• Short exercise
Every line of the material is to be repeated exactly as it stands.

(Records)
= = = = = = =

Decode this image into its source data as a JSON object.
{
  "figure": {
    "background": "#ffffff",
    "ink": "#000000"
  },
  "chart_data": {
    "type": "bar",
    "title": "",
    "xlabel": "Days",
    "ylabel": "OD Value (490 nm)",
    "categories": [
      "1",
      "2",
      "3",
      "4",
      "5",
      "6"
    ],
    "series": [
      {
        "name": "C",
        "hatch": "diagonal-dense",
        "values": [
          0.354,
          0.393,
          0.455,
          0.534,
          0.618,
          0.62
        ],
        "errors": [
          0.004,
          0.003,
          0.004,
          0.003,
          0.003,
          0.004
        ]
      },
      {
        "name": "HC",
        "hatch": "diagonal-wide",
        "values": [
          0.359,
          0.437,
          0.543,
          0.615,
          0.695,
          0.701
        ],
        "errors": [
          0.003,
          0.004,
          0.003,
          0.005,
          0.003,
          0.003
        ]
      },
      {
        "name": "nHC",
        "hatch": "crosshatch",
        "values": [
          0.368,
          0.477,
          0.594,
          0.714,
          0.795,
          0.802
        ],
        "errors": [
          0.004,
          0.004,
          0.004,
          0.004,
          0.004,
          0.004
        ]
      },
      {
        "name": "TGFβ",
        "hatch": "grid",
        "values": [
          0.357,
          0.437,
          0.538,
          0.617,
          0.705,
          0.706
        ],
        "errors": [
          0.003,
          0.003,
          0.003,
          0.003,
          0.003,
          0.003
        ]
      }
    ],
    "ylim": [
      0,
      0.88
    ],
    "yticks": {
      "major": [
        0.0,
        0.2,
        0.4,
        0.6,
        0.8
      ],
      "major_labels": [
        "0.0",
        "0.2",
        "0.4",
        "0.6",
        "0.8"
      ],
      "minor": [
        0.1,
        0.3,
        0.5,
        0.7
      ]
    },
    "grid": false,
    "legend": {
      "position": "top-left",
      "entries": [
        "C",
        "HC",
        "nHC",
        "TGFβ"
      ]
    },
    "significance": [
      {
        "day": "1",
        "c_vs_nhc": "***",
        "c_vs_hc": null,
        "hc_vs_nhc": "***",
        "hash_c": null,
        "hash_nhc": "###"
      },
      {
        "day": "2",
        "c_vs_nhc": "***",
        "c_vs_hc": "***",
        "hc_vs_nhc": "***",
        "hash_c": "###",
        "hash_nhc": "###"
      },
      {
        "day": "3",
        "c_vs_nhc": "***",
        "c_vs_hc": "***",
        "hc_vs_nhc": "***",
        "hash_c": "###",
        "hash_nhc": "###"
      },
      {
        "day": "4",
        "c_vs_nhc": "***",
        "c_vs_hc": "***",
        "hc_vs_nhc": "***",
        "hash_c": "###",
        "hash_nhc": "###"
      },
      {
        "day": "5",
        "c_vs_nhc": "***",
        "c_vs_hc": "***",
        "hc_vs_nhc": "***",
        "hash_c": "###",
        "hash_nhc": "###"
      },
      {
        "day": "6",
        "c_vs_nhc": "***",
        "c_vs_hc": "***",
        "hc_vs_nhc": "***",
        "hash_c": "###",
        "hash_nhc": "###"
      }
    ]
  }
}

= = = = = = =

• Answer to this problem
Decode this image into its source data as a JSON object.
{
  "figure": {
    "background": "#ffffff",
    "ink": "#000000"
  },
  "chart_data": {
    "type": "bar",
    "title": "",
    "xlabel": "Days",
    "ylabel": "OD Value (490 nm)",
    "categories": [
      "1",
      "2",
      "3",
      "4",
      "5",
      "6"
    ],
    "series": [
      {
        "name": "C",
        "hatch": "diagonal-dense",
        "values": [
          0.354,
          0.393,
          0.455,
          0.534,
          0.618,
          0.62
        ],
        "errors": [
          0.004,
          0.003,
          0.004,
          0.003,
          0.003,
          0.004
        ]
      },
      {
        "name": "HC",
        "hatch": "diagonal-wide",
        "values": [
          0.359,
          0.437,
          0.543,
          0.615,
          0.695,
          0.701
        ],
        "errors": [
          0.003,
          0.004,
          0.003,
          0.005,
          0.003,
          0.003
        ]
      },
      {
        "name": "nHC",
        "hatch": "crosshatch",
        "values": [
          0.368,
          0.477,
          0.594,
          0.714,
          0.795,
          0.802
        ],
        "errors": [
          0.004,
          0.004,
          0.004,
          0.004,
          0.004,
          0.004
        ]
      },
      {
        "name": "TGFβ",
        "hatch": "grid",
        "values": [
          0.357,
          0.437,
          0.538,
          0.617,
          0.705,
          0.706
        ],
        "errors": [
          0.003,
          0.003,
          0.003,
          0.003,
          0.003,
          0.003
        ]
      }
    ],
    "ylim": [
      0,
      0.88
    ],
    "yticks": {
      "major": [
        0.0,
        0.2,
        0.4,
        0.6,
        0.8
      ],
      "major_labels": [
        "0.0",
        "0.2",
        "0.4",
        "0.6",
        "0.8"
      ],
      "minor": [
        0.1,
        0.3,
        0.5,
        0.7
      ]
    },
    "grid": false,
    "legend": {
      "position": "top-left",
      "entries": [
        "C",
        "HC",
        "nHC",
        "TGFβ"
      ]
    },
    "significance": [
      {
        "day": "1",
        "c_vs_nhc": "***",
        "c_vs_hc": null,
        "hc_vs_nhc": "***",
        "hash_c": null,
        "hash_nhc": "###"
      },
      {
        "day": "2",
        "c_vs_nhc": "***",
        "c_vs_hc": "***",
        "hc_vs_nhc": "***",
        "hash_c": "###",
        "hash_nhc": "###"
      },
      {
        "day": "3",
        "c_vs_nhc": "***",
        "c_vs_hc": "***",
        "hc_vs_nhc": "***",
        "hash_c": "###",
        "hash_nhc": "###"
      },
      {
        "day": "4",
        "c_vs_nhc": "***",
        "c_vs_hc": "***",
        "hc_vs_nhc": "***",
        "hash_c": "###",
        "hash_nhc": "###"
      },
      {
        "day": "5",
        "c_vs_nhc": "***",
        "c_vs_hc": "***",
        "hc_vs_nhc": "***",
        "hash_c": "###",
        "hash_nhc": "###"
      },
      {
        "day": "6",
        "c_vs_nhc": "***",
        "c_vs_hc": "***",
        "hc_vs_nhc": "***",
        "hash_c": "###",
        "hash_nhc": "###"
      }
    ]
  }
}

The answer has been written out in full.